• **GIVEN TASK**:
Reproduce every entry that follows word for word, but omit the images.
***
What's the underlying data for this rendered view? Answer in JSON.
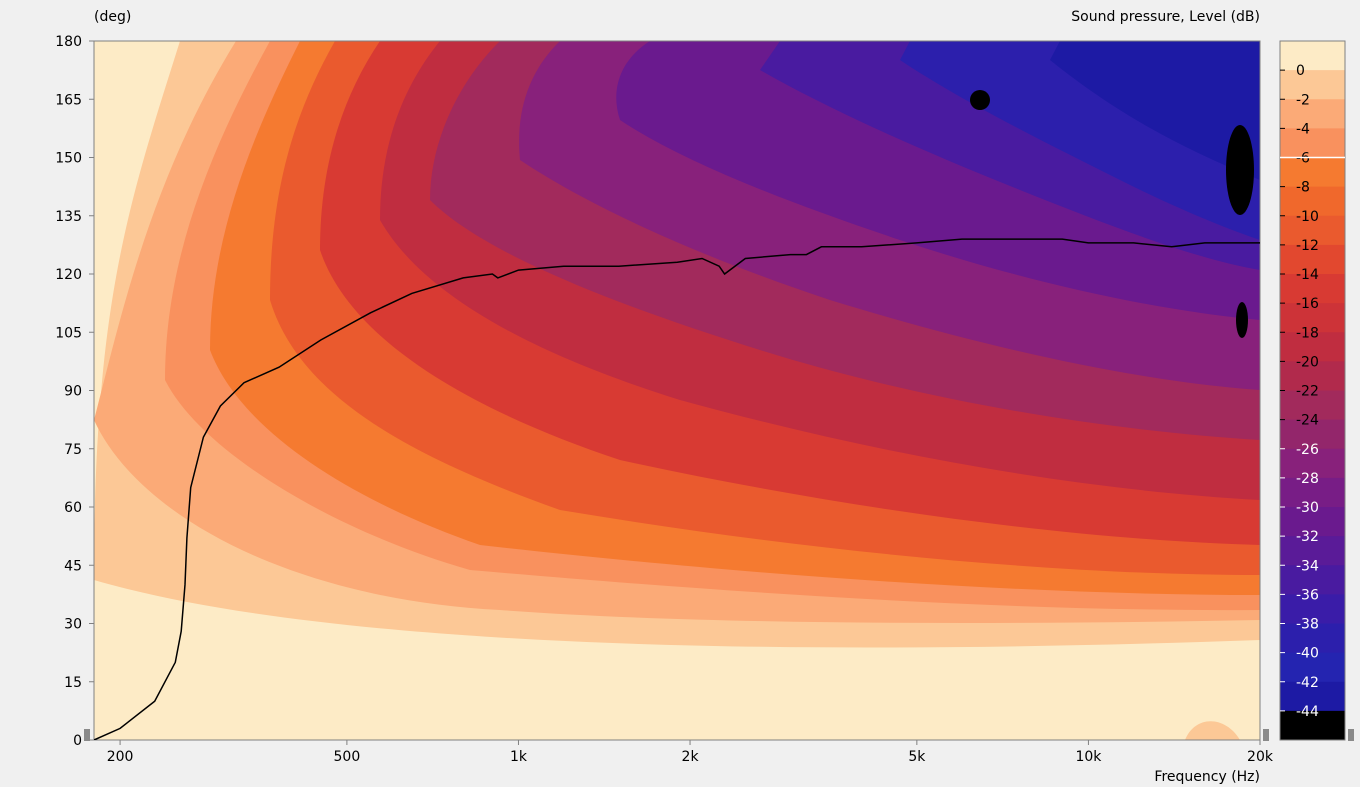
{
  "chart_data": {
    "type": "heatmap",
    "title": "Sound pressure, Level  (dB)",
    "ylabel": "(deg)",
    "xlabel": "Frequency  (Hz)",
    "x_scale": "log",
    "xlim": [
      180,
      20000
    ],
    "ylim": [
      0,
      180
    ],
    "x_ticks": [
      {
        "value": 200,
        "label": "200"
      },
      {
        "value": 500,
        "label": "500"
      },
      {
        "value": 1000,
        "label": "1k"
      },
      {
        "value": 2000,
        "label": "2k"
      },
      {
        "value": 5000,
        "label": "5k"
      },
      {
        "value": 10000,
        "label": "10k"
      },
      {
        "value": 20000,
        "label": "20k"
      }
    ],
    "y_ticks": [
      0,
      15,
      30,
      45,
      60,
      75,
      90,
      105,
      120,
      135,
      150,
      165,
      180
    ],
    "legend_levels": [
      "0",
      "-2",
      "-4",
      "-6",
      "-8",
      "-10",
      "-12",
      "-14",
      "-16",
      "-18",
      "-20",
      "-22",
      "-24",
      "-26",
      "-28",
      "-30",
      "-32",
      "-34",
      "-36",
      "-38",
      "-40",
      "-42",
      "-44"
    ],
    "legend_colors": [
      "#fdebc6",
      "#fcc896",
      "#fbaa77",
      "#f9915e",
      "#f57a30",
      "#f0682c",
      "#ea5a2e",
      "#e2482f",
      "#d83a33",
      "#cd3338",
      "#c02d40",
      "#b12a4c",
      "#a22a5c",
      "#93266b",
      "#88217b",
      "#781d86",
      "#6a1a8e",
      "#5a1b98",
      "#491ba0",
      "#3a1ca8",
      "#2c1fac",
      "#2424b0",
      "#1d1aa4",
      "#000000"
    ],
    "legend_placement": "right",
    "contour_6db": [
      [
        180,
        0
      ],
      [
        200,
        3
      ],
      [
        230,
        10
      ],
      [
        250,
        20
      ],
      [
        256,
        28
      ],
      [
        260,
        40
      ],
      [
        262,
        52
      ],
      [
        266,
        65
      ],
      [
        280,
        78
      ],
      [
        300,
        86
      ],
      [
        330,
        92
      ],
      [
        380,
        96
      ],
      [
        450,
        103
      ],
      [
        550,
        110
      ],
      [
        650,
        115
      ],
      [
        800,
        119
      ],
      [
        900,
        120
      ],
      [
        920,
        119
      ],
      [
        1000,
        121
      ],
      [
        1200,
        122
      ],
      [
        1500,
        122
      ],
      [
        1900,
        123
      ],
      [
        2100,
        124
      ],
      [
        2250,
        122
      ],
      [
        2300,
        120
      ],
      [
        2500,
        124
      ],
      [
        3000,
        125
      ],
      [
        3200,
        125
      ],
      [
        3400,
        127
      ],
      [
        4000,
        127
      ],
      [
        5000,
        128
      ],
      [
        6000,
        129
      ],
      [
        8000,
        129
      ],
      [
        9000,
        129
      ],
      [
        10000,
        128
      ],
      [
        12000,
        128
      ],
      [
        14000,
        127
      ],
      [
        16000,
        128
      ],
      [
        18000,
        128
      ],
      [
        20000,
        128
      ]
    ]
  }
}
***
• **TASK RESULT**:
What's the underlying data for this rendered view? Answer in JSON.
{
  "chart_data": {
    "type": "heatmap",
    "title": "Sound pressure, Level  (dB)",
    "ylabel": "(deg)",
    "xlabel": "Frequency  (Hz)",
    "x_scale": "log",
    "xlim": [
      180,
      20000
    ],
    "ylim": [
      0,
      180
    ],
    "x_ticks": [
      {
        "value": 200,
        "label": "200"
      },
      {
        "value": 500,
        "label": "500"
      },
      {
        "value": 1000,
        "label": "1k"
      },
      {
        "value": 2000,
        "label": "2k"
      },
      {
        "value": 5000,
        "label": "5k"
      },
      {
        "value": 10000,
        "label": "10k"
      },
      {
        "value": 20000,
        "label": "20k"
      }
    ],
    "y_ticks": [
      0,
      15,
      30,
      45,
      60,
      75,
      90,
      105,
      120,
      135,
      150,
      165,
      180
    ],
    "legend_levels": [
      "0",
      "-2",
      "-4",
      "-6",
      "-8",
      "-10",
      "-12",
      "-14",
      "-16",
      "-18",
      "-20",
      "-22",
      "-24",
      "-26",
      "-28",
      "-30",
      "-32",
      "-34",
      "-36",
      "-38",
      "-40",
      "-42",
      "-44"
    ],
    "legend_colors": [
      "#fdebc6",
      "#fcc896",
      "#fbaa77",
      "#f9915e",
      "#f57a30",
      "#f0682c",
      "#ea5a2e",
      "#e2482f",
      "#d83a33",
      "#cd3338",
      "#c02d40",
      "#b12a4c",
      "#a22a5c",
      "#93266b",
      "#88217b",
      "#781d86",
      "#6a1a8e",
      "#5a1b98",
      "#491ba0",
      "#3a1ca8",
      "#2c1fac",
      "#2424b0",
      "#1d1aa4",
      "#000000"
    ],
    "legend_placement": "right",
    "contour_6db": [
      [
        180,
        0
      ],
      [
        200,
        3
      ],
      [
        230,
        10
      ],
      [
        250,
        20
      ],
      [
        256,
        28
      ],
      [
        260,
        40
      ],
      [
        262,
        52
      ],
      [
        266,
        65
      ],
      [
        280,
        78
      ],
      [
        300,
        86
      ],
      [
        330,
        92
      ],
      [
        380,
        96
      ],
      [
        450,
        103
      ],
      [
        550,
        110
      ],
      [
        650,
        115
      ],
      [
        800,
        119
      ],
      [
        900,
        120
      ],
      [
        920,
        119
      ],
      [
        1000,
        121
      ],
      [
        1200,
        122
      ],
      [
        1500,
        122
      ],
      [
        1900,
        123
      ],
      [
        2100,
        124
      ],
      [
        2250,
        122
      ],
      [
        2300,
        120
      ],
      [
        2500,
        124
      ],
      [
        3000,
        125
      ],
      [
        3200,
        125
      ],
      [
        3400,
        127
      ],
      [
        4000,
        127
      ],
      [
        5000,
        128
      ],
      [
        6000,
        129
      ],
      [
        8000,
        129
      ],
      [
        9000,
        129
      ],
      [
        10000,
        128
      ],
      [
        12000,
        128
      ],
      [
        14000,
        127
      ],
      [
        16000,
        128
      ],
      [
        18000,
        128
      ],
      [
        20000,
        128
      ]
    ]
  }
}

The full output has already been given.